(Dataset records)

****

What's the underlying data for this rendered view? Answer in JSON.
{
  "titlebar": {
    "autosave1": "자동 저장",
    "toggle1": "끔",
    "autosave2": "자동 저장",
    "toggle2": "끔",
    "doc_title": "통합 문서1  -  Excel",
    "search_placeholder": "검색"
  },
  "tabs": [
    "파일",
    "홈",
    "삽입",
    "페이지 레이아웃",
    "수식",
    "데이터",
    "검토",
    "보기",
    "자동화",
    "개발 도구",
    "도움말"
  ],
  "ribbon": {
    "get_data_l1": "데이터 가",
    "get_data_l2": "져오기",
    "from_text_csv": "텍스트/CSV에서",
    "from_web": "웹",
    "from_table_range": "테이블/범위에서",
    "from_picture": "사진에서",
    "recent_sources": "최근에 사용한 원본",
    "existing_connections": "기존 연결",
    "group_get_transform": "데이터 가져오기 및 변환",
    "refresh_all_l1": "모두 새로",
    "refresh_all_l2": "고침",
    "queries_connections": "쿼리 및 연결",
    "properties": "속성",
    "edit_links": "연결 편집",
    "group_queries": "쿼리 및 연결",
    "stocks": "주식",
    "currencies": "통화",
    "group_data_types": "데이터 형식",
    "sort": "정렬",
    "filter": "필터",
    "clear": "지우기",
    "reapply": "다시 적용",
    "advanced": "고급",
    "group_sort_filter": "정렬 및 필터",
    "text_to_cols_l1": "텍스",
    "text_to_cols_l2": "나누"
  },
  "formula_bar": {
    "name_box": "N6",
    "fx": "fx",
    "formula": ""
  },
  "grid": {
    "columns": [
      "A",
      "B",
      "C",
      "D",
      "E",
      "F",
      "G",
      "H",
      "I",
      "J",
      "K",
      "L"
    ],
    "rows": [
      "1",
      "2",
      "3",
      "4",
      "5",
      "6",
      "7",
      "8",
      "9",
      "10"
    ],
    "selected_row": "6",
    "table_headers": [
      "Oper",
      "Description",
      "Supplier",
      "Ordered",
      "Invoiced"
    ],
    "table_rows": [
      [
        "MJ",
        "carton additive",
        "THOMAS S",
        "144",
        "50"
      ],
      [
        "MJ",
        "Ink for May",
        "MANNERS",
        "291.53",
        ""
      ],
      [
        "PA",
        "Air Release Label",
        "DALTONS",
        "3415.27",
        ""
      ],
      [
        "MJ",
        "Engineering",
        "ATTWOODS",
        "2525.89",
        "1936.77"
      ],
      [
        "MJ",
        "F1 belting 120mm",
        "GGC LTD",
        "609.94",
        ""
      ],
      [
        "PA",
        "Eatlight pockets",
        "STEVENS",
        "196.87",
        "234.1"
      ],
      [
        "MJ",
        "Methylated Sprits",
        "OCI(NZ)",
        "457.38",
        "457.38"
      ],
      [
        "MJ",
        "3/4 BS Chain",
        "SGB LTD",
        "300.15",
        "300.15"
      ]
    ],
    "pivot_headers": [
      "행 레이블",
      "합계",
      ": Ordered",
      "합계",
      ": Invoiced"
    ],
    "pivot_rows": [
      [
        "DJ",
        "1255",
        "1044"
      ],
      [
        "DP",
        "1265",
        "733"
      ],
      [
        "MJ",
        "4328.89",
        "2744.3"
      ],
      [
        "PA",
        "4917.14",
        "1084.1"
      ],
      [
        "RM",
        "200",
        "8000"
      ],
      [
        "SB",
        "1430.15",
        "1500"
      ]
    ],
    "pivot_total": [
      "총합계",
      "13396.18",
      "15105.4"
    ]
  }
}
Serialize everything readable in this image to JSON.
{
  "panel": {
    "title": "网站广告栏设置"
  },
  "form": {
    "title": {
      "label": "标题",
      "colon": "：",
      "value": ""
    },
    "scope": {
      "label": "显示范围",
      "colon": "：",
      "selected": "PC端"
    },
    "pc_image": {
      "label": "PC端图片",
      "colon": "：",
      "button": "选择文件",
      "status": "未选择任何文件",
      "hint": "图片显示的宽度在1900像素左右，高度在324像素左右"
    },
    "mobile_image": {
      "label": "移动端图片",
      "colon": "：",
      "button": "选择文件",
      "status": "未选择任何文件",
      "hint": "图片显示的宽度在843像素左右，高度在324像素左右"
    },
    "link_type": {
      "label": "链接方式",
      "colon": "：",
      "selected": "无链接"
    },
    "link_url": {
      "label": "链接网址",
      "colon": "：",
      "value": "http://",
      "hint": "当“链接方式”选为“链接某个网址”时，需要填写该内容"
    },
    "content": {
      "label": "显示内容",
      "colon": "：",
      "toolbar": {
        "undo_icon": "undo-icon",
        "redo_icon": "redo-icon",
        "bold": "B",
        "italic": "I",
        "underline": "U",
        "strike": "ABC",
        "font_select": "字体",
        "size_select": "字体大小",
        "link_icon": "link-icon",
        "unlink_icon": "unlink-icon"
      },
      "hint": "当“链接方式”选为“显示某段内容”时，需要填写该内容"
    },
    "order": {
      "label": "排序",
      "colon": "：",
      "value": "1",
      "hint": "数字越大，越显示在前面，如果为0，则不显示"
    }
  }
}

****

**Problem requirements**
Pull every line holding "this" out of the records.

**Task solution**
What's the underlying data for this rendered view? Answer in JSON.
Serialize everything readable in this image to JSON.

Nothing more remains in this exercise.